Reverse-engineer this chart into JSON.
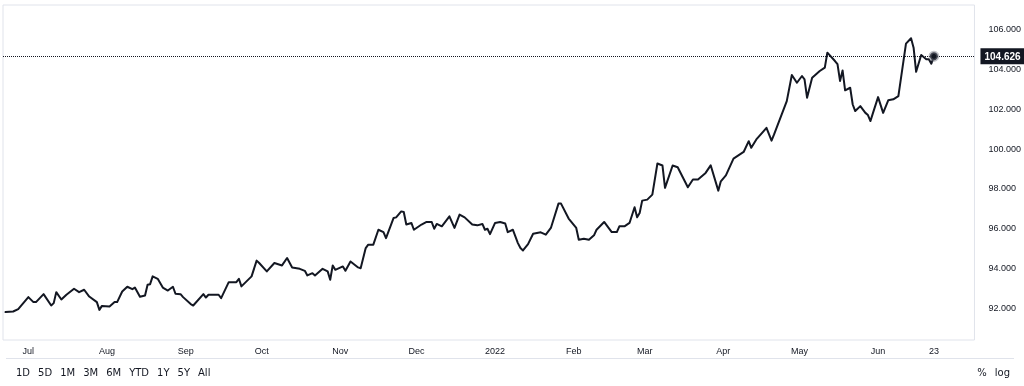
{
  "chart_data": {
    "type": "line",
    "xlim": [
      "2021-06-21",
      "2022-07-09"
    ],
    "ylim": [
      90.4,
      107.2
    ],
    "xticks": [
      {
        "value": "2021-07-01",
        "label": "Jul"
      },
      {
        "value": "2021-08-01",
        "label": "Aug"
      },
      {
        "value": "2021-09-01",
        "label": "Sep"
      },
      {
        "value": "2021-10-01",
        "label": "Oct"
      },
      {
        "value": "2021-11-01",
        "label": "Nov"
      },
      {
        "value": "2021-12-01",
        "label": "Dec"
      },
      {
        "value": "2022-01-01",
        "label": "2022"
      },
      {
        "value": "2022-02-01",
        "label": "Feb"
      },
      {
        "value": "2022-03-01",
        "label": "Mar"
      },
      {
        "value": "2022-04-01",
        "label": "Apr"
      },
      {
        "value": "2022-05-01",
        "label": "May"
      },
      {
        "value": "2022-06-01",
        "label": "Jun"
      },
      {
        "value": "2022-06-23",
        "label": "23"
      }
    ],
    "yticks": [
      {
        "value": 92,
        "label": "92.000"
      },
      {
        "value": 94,
        "label": "94.000"
      },
      {
        "value": 96,
        "label": "96.000"
      },
      {
        "value": 98,
        "label": "98.000"
      },
      {
        "value": 100,
        "label": "100.000"
      },
      {
        "value": 102,
        "label": "102.000"
      },
      {
        "value": 104,
        "label": "104.000"
      },
      {
        "value": 106,
        "label": "106.000"
      }
    ],
    "grid": false,
    "marker": "none",
    "line_style": "solid",
    "ref_lines": [
      {
        "axis": "y",
        "value": 104.626,
        "label": "104.626",
        "line_style": "dotted",
        "color": "#131722"
      }
    ],
    "annotations": [
      "1D",
      "5D",
      "1M",
      "3M",
      "6M",
      "YTD",
      "1Y",
      "5Y",
      "All",
      "%",
      "log"
    ],
    "series": [
      {
        "color": "#131722",
        "x": [
          "2021-06-22",
          "2021-06-25",
          "2021-06-27",
          "2021-07-01",
          "2021-07-03",
          "2021-07-04",
          "2021-07-07",
          "2021-07-10",
          "2021-07-11",
          "2021-07-12",
          "2021-07-14",
          "2021-07-16",
          "2021-07-19",
          "2021-07-21",
          "2021-07-23",
          "2021-07-25",
          "2021-07-28",
          "2021-07-29",
          "2021-07-30",
          "2021-08-02",
          "2021-08-04",
          "2021-08-05",
          "2021-08-07",
          "2021-08-09",
          "2021-08-11",
          "2021-08-12",
          "2021-08-14",
          "2021-08-16",
          "2021-08-17",
          "2021-08-18",
          "2021-08-19",
          "2021-08-21",
          "2021-08-23",
          "2021-08-25",
          "2021-08-27",
          "2021-08-28",
          "2021-08-30",
          "2021-08-31",
          "2021-09-03",
          "2021-09-04",
          "2021-09-08",
          "2021-09-09",
          "2021-09-10",
          "2021-09-14",
          "2021-09-15",
          "2021-09-18",
          "2021-09-21",
          "2021-09-22",
          "2021-09-23",
          "2021-09-25",
          "2021-09-27",
          "2021-09-29",
          "2021-09-30",
          "2021-10-03",
          "2021-10-06",
          "2021-10-09",
          "2021-10-11",
          "2021-10-13",
          "2021-10-16",
          "2021-10-18",
          "2021-10-19",
          "2021-10-21",
          "2021-10-22",
          "2021-10-25",
          "2021-10-27",
          "2021-10-28",
          "2021-10-29",
          "2021-10-30",
          "2021-11-02",
          "2021-11-03",
          "2021-11-05",
          "2021-11-08",
          "2021-11-09",
          "2021-11-11",
          "2021-11-12",
          "2021-11-14",
          "2021-11-16",
          "2021-11-18",
          "2021-11-19",
          "2021-11-22",
          "2021-11-23",
          "2021-11-25",
          "2021-11-26",
          "2021-11-27",
          "2021-11-29",
          "2021-11-30",
          "2021-12-03",
          "2021-12-05",
          "2021-12-07",
          "2021-12-08",
          "2021-12-09",
          "2021-12-11",
          "2021-12-14",
          "2021-12-16",
          "2021-12-18",
          "2021-12-20",
          "2021-12-23",
          "2021-12-25",
          "2021-12-27",
          "2021-12-28",
          "2021-12-29",
          "2021-12-30",
          "2022-01-01",
          "2022-01-03",
          "2022-01-05",
          "2022-01-06",
          "2022-01-08",
          "2022-01-10",
          "2022-01-11",
          "2022-01-12",
          "2022-01-14",
          "2022-01-16",
          "2022-01-19",
          "2022-01-21",
          "2022-01-23",
          "2022-01-26",
          "2022-01-27",
          "2022-01-30",
          "2022-02-02",
          "2022-02-03",
          "2022-02-05",
          "2022-02-07",
          "2022-02-09",
          "2022-02-10",
          "2022-02-13",
          "2022-02-16",
          "2022-02-18",
          "2022-02-19",
          "2022-02-21",
          "2022-02-23",
          "2022-02-25",
          "2022-02-26",
          "2022-02-27",
          "2022-02-28",
          "2022-03-02",
          "2022-03-04",
          "2022-03-06",
          "2022-03-08",
          "2022-03-09",
          "2022-03-12",
          "2022-03-14",
          "2022-03-18",
          "2022-03-20",
          "2022-03-22",
          "2022-03-25",
          "2022-03-27",
          "2022-03-30",
          "2022-03-31",
          "2022-04-02",
          "2022-04-05",
          "2022-04-09",
          "2022-04-11",
          "2022-04-12",
          "2022-04-14",
          "2022-04-18",
          "2022-04-20",
          "2022-04-21",
          "2022-04-26",
          "2022-04-28",
          "2022-04-30",
          "2022-05-02",
          "2022-05-03",
          "2022-05-04",
          "2022-05-06",
          "2022-05-09",
          "2022-05-11",
          "2022-05-12",
          "2022-05-15",
          "2022-05-16",
          "2022-05-17",
          "2022-05-18",
          "2022-05-19",
          "2022-05-21",
          "2022-05-22",
          "2022-05-23",
          "2022-05-25",
          "2022-05-27",
          "2022-05-28",
          "2022-05-29",
          "2022-05-30",
          "2022-06-01",
          "2022-06-03",
          "2022-06-05",
          "2022-06-07",
          "2022-06-09",
          "2022-06-12",
          "2022-06-14",
          "2022-06-15",
          "2022-06-16",
          "2022-06-18",
          "2022-06-20",
          "2022-06-21",
          "2022-06-22",
          "2022-06-23"
        ],
        "values": [
          91.8,
          91.83,
          91.95,
          92.55,
          92.3,
          92.3,
          92.7,
          92.13,
          92.25,
          92.8,
          92.43,
          92.67,
          92.97,
          92.8,
          92.92,
          92.58,
          92.3,
          91.91,
          92.11,
          92.08,
          92.3,
          92.3,
          92.83,
          93.07,
          92.95,
          93.03,
          92.57,
          92.63,
          93.17,
          93.2,
          93.59,
          93.47,
          93.03,
          92.88,
          93.07,
          92.72,
          92.7,
          92.55,
          92.2,
          92.13,
          92.7,
          92.53,
          92.67,
          92.67,
          92.5,
          93.3,
          93.3,
          93.47,
          93.09,
          93.34,
          93.59,
          94.38,
          94.26,
          93.84,
          94.26,
          94.14,
          94.51,
          94.04,
          93.97,
          93.87,
          93.64,
          93.75,
          93.64,
          93.97,
          93.84,
          93.42,
          94.14,
          93.92,
          94.09,
          93.87,
          94.34,
          94.04,
          94.0,
          95.01,
          95.18,
          95.18,
          95.93,
          95.81,
          95.51,
          96.52,
          96.55,
          96.85,
          96.82,
          96.19,
          96.27,
          95.93,
          96.19,
          96.32,
          96.32,
          95.98,
          96.22,
          96.1,
          96.6,
          96.02,
          96.69,
          96.55,
          96.19,
          96.15,
          96.22,
          95.93,
          95.98,
          95.71,
          96.27,
          96.32,
          96.24,
          95.81,
          95.93,
          95.26,
          95.01,
          94.89,
          95.21,
          95.73,
          95.8,
          95.68,
          96.02,
          97.24,
          97.24,
          96.49,
          96.02,
          95.43,
          95.48,
          95.43,
          95.65,
          95.93,
          96.32,
          95.81,
          95.81,
          96.1,
          96.1,
          96.27,
          97.06,
          96.55,
          96.77,
          97.39,
          97.44,
          97.69,
          99.25,
          99.15,
          98.03,
          99.15,
          99.06,
          98.06,
          98.45,
          98.45,
          98.78,
          99.16,
          97.89,
          98.36,
          98.66,
          99.5,
          99.83,
          100.37,
          100.04,
          100.46,
          101.04,
          100.4,
          100.71,
          102.38,
          103.69,
          103.3,
          103.64,
          103.47,
          102.55,
          103.55,
          103.89,
          104.06,
          104.81,
          104.39,
          104.23,
          103.39,
          103.92,
          102.92,
          103.05,
          102.21,
          101.88,
          102.13,
          101.79,
          101.68,
          101.38,
          101.79,
          102.58,
          101.79,
          102.42,
          102.47,
          102.63,
          105.26,
          105.53,
          105.06,
          103.85,
          104.69,
          104.48,
          104.48,
          104.26,
          104.626
        ]
      }
    ]
  }
}
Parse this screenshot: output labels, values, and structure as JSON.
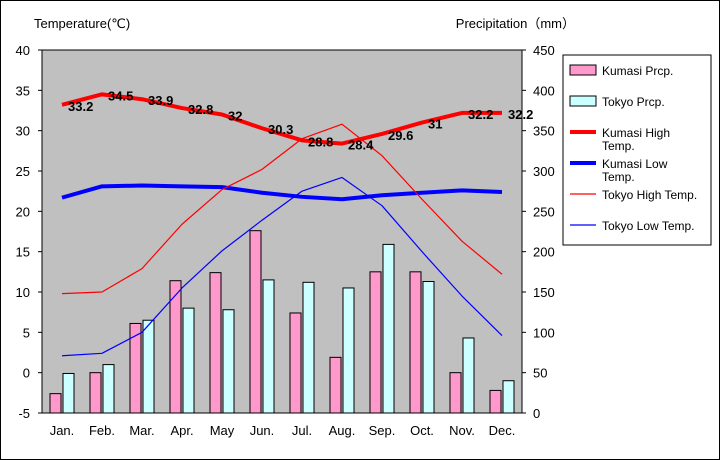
{
  "chart_data": {
    "type": "bar",
    "title": "",
    "left_axis_label": "Temperature(℃)",
    "right_axis_label": "Precipitation（mm）",
    "categories": [
      "Jan.",
      "Feb.",
      "Mar.",
      "Apr.",
      "May",
      "Jun.",
      "Jul.",
      "Aug.",
      "Sep.",
      "Oct.",
      "Nov.",
      "Dec."
    ],
    "left_ylim": [
      -5,
      40
    ],
    "left_ticks": [
      "-5",
      "0",
      "5",
      "10",
      "15",
      "20",
      "25",
      "30",
      "35",
      "40"
    ],
    "right_ylim": [
      0,
      450
    ],
    "right_ticks": [
      "0",
      "50",
      "100",
      "150",
      "200",
      "250",
      "300",
      "350",
      "400",
      "450"
    ],
    "grid": false,
    "legend_position": "right",
    "series": [
      {
        "name": "Kumasi Prcp.",
        "type": "bar",
        "axis": "right",
        "color": "#ff99cc",
        "values": [
          24,
          50,
          111,
          164,
          174,
          226,
          124,
          69,
          175,
          175,
          50,
          28
        ]
      },
      {
        "name": "Tokyo Prcp.",
        "type": "bar",
        "axis": "right",
        "color": "#ccffff",
        "values": [
          49,
          60,
          115,
          130,
          128,
          165,
          162,
          155,
          209,
          163,
          93,
          40
        ]
      },
      {
        "name": "Kumasi High Temp.",
        "type": "line",
        "axis": "left",
        "color": "#ff0000",
        "width": "thick",
        "values": [
          33.2,
          34.5,
          33.9,
          32.8,
          32,
          30.3,
          28.8,
          28.4,
          29.6,
          31,
          32.2,
          32.2
        ],
        "data_labels": [
          "33.2",
          "34.5",
          "33.9",
          "32.8",
          "32",
          "30.3",
          "28.8",
          "28.4",
          "29.6",
          "31",
          "32.2",
          "32.2"
        ]
      },
      {
        "name": "Kumasi Low Temp.",
        "type": "line",
        "axis": "left",
        "color": "#0000ff",
        "width": "thick",
        "values": [
          21.7,
          23.1,
          23.2,
          23.1,
          23.0,
          22.3,
          21.8,
          21.5,
          22.0,
          22.3,
          22.6,
          22.4
        ]
      },
      {
        "name": "Tokyo High Temp.",
        "type": "line",
        "axis": "left",
        "color": "#ff0000",
        "width": "thin",
        "values": [
          9.8,
          10.0,
          12.9,
          18.4,
          22.7,
          25.2,
          29.0,
          30.8,
          26.9,
          21.5,
          16.3,
          12.2
        ]
      },
      {
        "name": "Tokyo Low Temp.",
        "type": "line",
        "axis": "left",
        "color": "#0000ff",
        "width": "thin",
        "values": [
          2.1,
          2.4,
          5.0,
          10.5,
          15.1,
          18.9,
          22.5,
          24.2,
          20.7,
          15.0,
          9.5,
          4.6
        ]
      }
    ]
  }
}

TASK GOAL: Select the lines that carry the string "JSON" and copy them.

COMPLETED TASK:
Reverse-engineer this chart into JSON.
Parse this screenshot: output labels, values, and structure as JSON.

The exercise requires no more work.